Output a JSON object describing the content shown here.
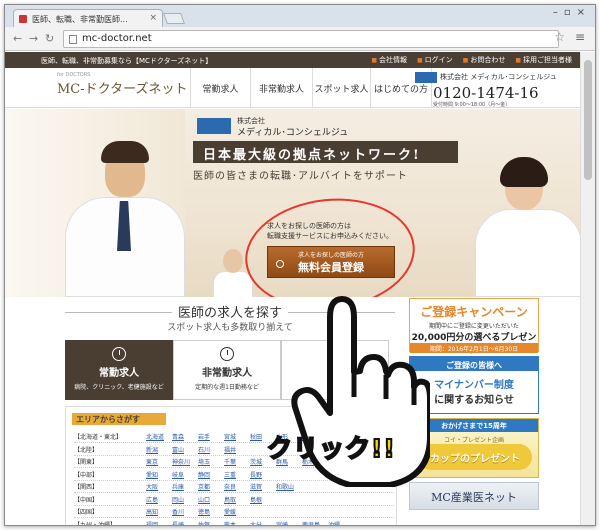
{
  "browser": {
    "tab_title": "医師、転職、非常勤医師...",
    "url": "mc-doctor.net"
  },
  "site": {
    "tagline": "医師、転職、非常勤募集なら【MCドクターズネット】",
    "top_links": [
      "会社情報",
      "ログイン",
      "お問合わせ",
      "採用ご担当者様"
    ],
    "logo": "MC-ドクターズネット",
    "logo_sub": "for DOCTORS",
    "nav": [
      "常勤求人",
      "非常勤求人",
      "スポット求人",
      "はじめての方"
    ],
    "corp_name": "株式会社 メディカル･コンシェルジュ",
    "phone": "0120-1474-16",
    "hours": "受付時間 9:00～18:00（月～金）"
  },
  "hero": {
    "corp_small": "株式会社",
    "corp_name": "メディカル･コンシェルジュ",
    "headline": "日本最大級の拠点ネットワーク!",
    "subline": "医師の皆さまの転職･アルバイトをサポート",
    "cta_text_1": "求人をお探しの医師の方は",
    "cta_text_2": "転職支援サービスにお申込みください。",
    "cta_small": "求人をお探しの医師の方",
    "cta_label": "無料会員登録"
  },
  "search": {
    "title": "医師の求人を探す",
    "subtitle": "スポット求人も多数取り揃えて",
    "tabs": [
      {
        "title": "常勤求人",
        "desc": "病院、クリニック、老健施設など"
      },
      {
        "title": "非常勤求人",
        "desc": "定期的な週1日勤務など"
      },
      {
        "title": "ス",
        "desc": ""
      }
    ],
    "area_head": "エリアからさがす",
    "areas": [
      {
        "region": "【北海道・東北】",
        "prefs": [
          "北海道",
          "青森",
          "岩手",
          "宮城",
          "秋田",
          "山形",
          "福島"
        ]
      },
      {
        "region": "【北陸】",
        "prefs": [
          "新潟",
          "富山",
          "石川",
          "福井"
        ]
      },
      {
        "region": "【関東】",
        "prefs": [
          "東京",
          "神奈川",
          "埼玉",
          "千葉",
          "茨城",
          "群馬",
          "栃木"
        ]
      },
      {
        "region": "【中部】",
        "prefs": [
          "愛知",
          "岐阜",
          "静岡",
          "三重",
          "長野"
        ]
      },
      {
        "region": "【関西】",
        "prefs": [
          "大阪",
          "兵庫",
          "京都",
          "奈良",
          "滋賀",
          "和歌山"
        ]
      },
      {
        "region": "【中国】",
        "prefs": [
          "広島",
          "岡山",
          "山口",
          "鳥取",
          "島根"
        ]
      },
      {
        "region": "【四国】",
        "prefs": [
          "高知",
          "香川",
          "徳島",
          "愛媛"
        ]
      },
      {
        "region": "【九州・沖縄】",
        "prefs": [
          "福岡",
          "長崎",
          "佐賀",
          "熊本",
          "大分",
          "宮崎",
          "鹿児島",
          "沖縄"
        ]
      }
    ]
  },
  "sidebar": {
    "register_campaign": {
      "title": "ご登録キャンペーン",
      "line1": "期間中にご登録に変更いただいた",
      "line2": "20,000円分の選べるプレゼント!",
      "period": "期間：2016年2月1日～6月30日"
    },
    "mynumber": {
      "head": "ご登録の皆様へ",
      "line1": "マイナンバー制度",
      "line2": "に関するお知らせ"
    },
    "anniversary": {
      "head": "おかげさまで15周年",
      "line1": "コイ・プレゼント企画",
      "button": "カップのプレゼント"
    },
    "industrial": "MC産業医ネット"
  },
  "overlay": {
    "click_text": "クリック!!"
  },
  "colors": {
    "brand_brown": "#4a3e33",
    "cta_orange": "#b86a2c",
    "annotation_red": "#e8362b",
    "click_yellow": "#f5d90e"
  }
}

== == ==

_Written request_
Every line of text is to be repeated exactly; pictures are left out.

_Result of the task_
Output a JSON object describing the content shown here.
{
  "browser": {
    "tab_title": "医師、転職、非常勤医師...",
    "url": "mc-doctor.net"
  },
  "site": {
    "tagline": "医師、転職、非常勤募集なら【MCドクターズネット】",
    "top_links": [
      "会社情報",
      "ログイン",
      "お問合わせ",
      "採用ご担当者様"
    ],
    "logo": "MC-ドクターズネット",
    "logo_sub": "for DOCTORS",
    "nav": [
      "常勤求人",
      "非常勤求人",
      "スポット求人",
      "はじめての方"
    ],
    "corp_name": "株式会社 メディカル･コンシェルジュ",
    "phone": "0120-1474-16",
    "hours": "受付時間 9:00～18:00（月～金）"
  },
  "hero": {
    "corp_small": "株式会社",
    "corp_name": "メディカル･コンシェルジュ",
    "headline": "日本最大級の拠点ネットワーク!",
    "subline": "医師の皆さまの転職･アルバイトをサポート",
    "cta_text_1": "求人をお探しの医師の方は",
    "cta_text_2": "転職支援サービスにお申込みください。",
    "cta_small": "求人をお探しの医師の方",
    "cta_label": "無料会員登録"
  },
  "search": {
    "title": "医師の求人を探す",
    "subtitle": "スポット求人も多数取り揃えて",
    "tabs": [
      {
        "title": "常勤求人",
        "desc": "病院、クリニック、老健施設など"
      },
      {
        "title": "非常勤求人",
        "desc": "定期的な週1日勤務など"
      },
      {
        "title": "ス",
        "desc": ""
      }
    ],
    "area_head": "エリアからさがす",
    "areas": [
      {
        "region": "【北海道・東北】",
        "prefs": [
          "北海道",
          "青森",
          "岩手",
          "宮城",
          "秋田",
          "山形",
          "福島"
        ]
      },
      {
        "region": "【北陸】",
        "prefs": [
          "新潟",
          "富山",
          "石川",
          "福井"
        ]
      },
      {
        "region": "【関東】",
        "prefs": [
          "東京",
          "神奈川",
          "埼玉",
          "千葉",
          "茨城",
          "群馬",
          "栃木"
        ]
      },
      {
        "region": "【中部】",
        "prefs": [
          "愛知",
          "岐阜",
          "静岡",
          "三重",
          "長野"
        ]
      },
      {
        "region": "【関西】",
        "prefs": [
          "大阪",
          "兵庫",
          "京都",
          "奈良",
          "滋賀",
          "和歌山"
        ]
      },
      {
        "region": "【中国】",
        "prefs": [
          "広島",
          "岡山",
          "山口",
          "鳥取",
          "島根"
        ]
      },
      {
        "region": "【四国】",
        "prefs": [
          "高知",
          "香川",
          "徳島",
          "愛媛"
        ]
      },
      {
        "region": "【九州・沖縄】",
        "prefs": [
          "福岡",
          "長崎",
          "佐賀",
          "熊本",
          "大分",
          "宮崎",
          "鹿児島",
          "沖縄"
        ]
      }
    ]
  },
  "sidebar": {
    "register_campaign": {
      "title": "ご登録キャンペーン",
      "line1": "期間中にご登録に変更いただいた",
      "line2": "20,000円分の選べるプレゼント!",
      "period": "期間：2016年2月1日～6月30日"
    },
    "mynumber": {
      "head": "ご登録の皆様へ",
      "line1": "マイナンバー制度",
      "line2": "に関するお知らせ"
    },
    "anniversary": {
      "head": "おかげさまで15周年",
      "line1": "コイ・プレゼント企画",
      "button": "カップのプレゼント"
    },
    "industrial": "MC産業医ネット"
  },
  "overlay": {
    "click_text": "クリック!!"
  },
  "colors": {
    "brand_brown": "#4a3e33",
    "cta_orange": "#b86a2c",
    "annotation_red": "#e8362b",
    "click_yellow": "#f5d90e"
  }
}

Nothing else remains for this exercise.